===== READING PASSAGE =====

- Poster
- Directed by: Sanjay Talreja
- Produced by: Vivek Kumar Barkha Madan
- Starring: Barkha Madan Sumit Suri Vineeta Malik
- Cinematography: Ben Lichty
- Edited by: Archit D Rastogi
- Release date: 24 April 2015;
- Running time: 100 minutes
- Countries: India Canada
- Language: Hindi

= Surkhaab =

Surkhaab is a Hindi-language film directed by Sanjay Talreja. The film, an Indo-Canadian co-production, explores the themes of illegal immigration and women's empowerment, and revolves around a woman who has to face unexpected events when she illegally immigrates to Canada to be with her younger brother.

==Plot==
Jeet (Barkha Madan), is a judo champion living with her mother (Vineeta Mallick) in Punjab. She beats up the son of a minister after an indecent proposal from him. When her mother see the henchmen of the minister's son searching for her, she pleads with her to runaway to Pargat (Nishant Bahl), her brother working in Canada. Her mother sends her to Balbir (Naresh Gosain), a local tout who tricks her into smuggling. His nephew Kuldeep (Sumit Suri) ensures that Jeet carries a bag containing diamonds along to Canada and delivers it to him once she reaches there.

Jeet reaches Canada and manages to pass through the airport with her illegal documents but soon the safe house where she is taken gets raided by the police. She manages to escape and meet Pargat at the restaurant he works for and watches him working as a dishwasher. Pargat takes her to his home, which he shares with other illegal immigrants. The same night, Pargat is kidnapped by Kuldeep's goons. Jeet feels helpless but cannot call the cops either given her situation. The kidnappers demand the bag that Jeet was to give Kuldeep. Jeet soon realises that Kuldeep is behind this and is trying to fool Balbir. Jeet wants the bag to be given to his goons to make his uncle feel that the bag was stolen and get all the diamonds. Jeet informs Balbir and he finally accepts that Kuldeep has been fooling him and tells Jeet that he himself is coming to Canada.

===== SOURCE MATERIAL =====

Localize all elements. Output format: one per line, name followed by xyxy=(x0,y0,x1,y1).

=====

• INSTRUCTION A:
According to the Surkhaab article, why does Jeet's mother plead with her to run away to Canada? Answer in one to three sentences.
• INSTRUCTION B:
Reproduce word for word the passage of the Surkhaab article from "Surkhaab is a" to "her younger brother.".
The material has no connection to the Surkhaab article.

• CORRECT OUTPUT A:
Jeet beats up the son of a minister after he makes an indecent proposal to her. When her mother sees the henchmen of the minister's son searching for Jeet, she pleads with her to run away to her brother Pargat, who works in Canada.

• CORRECT OUTPUT B:
Surkhaab is a Hindi-language film directed by Sanjay Talreja. The film, an Indo-Canadian co-production, explores the themes of illegal immigration and women's empowerment, and revolves around a woman who has to face unexpected events when she illegally immigrates to Canada to be with her younger brother.